TASK STATEMENT: Look through the lines and report how many include the word "cases", giving nothing but the number.

RECORDS SHOWN:
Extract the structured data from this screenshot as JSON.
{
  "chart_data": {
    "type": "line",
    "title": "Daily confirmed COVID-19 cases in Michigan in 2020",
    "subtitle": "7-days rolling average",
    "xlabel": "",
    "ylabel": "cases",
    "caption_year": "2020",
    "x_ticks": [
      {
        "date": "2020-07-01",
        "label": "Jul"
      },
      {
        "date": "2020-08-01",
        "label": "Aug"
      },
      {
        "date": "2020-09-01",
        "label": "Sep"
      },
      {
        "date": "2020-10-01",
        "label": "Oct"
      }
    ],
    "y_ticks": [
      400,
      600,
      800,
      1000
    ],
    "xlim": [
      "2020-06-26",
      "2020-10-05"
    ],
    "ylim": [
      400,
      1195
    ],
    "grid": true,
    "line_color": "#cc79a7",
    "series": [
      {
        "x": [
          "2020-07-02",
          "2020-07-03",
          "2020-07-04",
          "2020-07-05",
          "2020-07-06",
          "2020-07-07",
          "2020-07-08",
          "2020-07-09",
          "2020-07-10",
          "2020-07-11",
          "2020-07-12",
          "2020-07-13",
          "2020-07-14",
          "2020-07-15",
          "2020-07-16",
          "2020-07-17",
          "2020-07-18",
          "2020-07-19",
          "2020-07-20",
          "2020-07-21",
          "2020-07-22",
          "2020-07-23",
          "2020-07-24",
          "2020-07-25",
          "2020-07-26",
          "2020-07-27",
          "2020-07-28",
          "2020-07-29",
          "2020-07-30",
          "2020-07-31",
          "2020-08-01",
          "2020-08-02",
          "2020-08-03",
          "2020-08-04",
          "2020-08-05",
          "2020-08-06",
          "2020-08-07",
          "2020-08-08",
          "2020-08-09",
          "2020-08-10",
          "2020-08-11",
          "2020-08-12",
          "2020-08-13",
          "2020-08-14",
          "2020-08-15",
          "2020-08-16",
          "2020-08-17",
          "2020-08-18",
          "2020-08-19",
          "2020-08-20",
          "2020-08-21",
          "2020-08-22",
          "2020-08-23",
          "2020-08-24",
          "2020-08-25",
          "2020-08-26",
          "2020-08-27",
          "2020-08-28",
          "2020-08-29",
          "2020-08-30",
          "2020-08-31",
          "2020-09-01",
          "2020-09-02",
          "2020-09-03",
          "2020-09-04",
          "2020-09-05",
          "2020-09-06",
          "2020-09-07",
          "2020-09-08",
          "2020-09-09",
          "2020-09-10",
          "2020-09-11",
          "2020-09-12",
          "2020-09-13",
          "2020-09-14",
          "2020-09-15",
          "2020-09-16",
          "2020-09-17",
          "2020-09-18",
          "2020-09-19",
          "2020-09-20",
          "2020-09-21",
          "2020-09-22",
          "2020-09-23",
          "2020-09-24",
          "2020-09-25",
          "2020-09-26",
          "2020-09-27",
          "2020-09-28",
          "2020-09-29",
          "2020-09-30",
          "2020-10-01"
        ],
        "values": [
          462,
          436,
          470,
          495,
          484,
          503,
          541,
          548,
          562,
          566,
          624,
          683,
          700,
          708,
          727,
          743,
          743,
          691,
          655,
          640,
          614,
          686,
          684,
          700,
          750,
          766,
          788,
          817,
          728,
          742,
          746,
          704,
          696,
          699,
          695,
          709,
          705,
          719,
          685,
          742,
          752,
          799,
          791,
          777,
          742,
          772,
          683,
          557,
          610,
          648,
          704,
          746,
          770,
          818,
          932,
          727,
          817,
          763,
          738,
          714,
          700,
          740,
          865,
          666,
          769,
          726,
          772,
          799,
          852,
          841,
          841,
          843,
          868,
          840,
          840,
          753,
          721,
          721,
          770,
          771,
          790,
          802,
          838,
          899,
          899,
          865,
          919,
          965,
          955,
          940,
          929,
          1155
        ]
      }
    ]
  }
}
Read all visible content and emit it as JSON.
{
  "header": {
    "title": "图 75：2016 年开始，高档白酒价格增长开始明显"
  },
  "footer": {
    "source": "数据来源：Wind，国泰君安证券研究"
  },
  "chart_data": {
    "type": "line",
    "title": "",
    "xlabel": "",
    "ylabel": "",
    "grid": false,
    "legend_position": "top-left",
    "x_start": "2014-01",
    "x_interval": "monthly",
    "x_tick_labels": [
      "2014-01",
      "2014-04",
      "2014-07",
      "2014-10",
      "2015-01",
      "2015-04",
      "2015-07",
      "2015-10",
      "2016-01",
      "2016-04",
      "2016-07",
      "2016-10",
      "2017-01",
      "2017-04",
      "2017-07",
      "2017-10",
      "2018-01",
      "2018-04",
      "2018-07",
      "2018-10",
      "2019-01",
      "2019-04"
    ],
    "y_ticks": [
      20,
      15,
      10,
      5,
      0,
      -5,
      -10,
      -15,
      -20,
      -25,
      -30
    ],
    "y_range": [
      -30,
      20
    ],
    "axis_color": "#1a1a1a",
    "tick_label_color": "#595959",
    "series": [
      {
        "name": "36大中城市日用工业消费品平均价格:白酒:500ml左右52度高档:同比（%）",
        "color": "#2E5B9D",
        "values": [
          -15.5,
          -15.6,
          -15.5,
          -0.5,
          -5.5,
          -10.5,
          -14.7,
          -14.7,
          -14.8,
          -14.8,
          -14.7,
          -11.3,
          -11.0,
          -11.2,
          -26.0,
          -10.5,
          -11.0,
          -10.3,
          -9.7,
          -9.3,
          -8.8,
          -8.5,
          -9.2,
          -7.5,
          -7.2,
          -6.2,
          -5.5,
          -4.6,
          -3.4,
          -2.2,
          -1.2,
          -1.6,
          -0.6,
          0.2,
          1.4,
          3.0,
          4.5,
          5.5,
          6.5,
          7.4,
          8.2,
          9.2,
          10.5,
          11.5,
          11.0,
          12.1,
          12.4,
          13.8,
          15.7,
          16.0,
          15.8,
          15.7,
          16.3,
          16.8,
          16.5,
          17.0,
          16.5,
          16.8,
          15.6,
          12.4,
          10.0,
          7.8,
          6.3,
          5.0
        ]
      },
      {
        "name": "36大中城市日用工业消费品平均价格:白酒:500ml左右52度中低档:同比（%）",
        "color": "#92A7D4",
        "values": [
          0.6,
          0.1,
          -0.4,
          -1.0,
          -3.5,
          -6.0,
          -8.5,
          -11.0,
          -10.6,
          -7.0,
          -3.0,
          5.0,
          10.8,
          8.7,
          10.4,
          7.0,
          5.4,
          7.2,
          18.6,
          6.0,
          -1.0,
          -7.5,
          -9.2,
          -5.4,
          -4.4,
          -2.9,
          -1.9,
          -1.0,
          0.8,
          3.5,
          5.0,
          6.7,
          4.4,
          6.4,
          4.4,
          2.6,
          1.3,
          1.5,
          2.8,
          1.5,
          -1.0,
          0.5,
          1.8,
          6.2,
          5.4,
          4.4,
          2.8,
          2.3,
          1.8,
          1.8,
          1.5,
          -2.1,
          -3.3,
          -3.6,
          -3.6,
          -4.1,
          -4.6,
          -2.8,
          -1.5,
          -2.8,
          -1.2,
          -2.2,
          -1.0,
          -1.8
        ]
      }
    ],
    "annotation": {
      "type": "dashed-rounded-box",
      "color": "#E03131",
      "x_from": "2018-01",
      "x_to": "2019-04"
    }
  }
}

EXERCISE OUTPUT: 2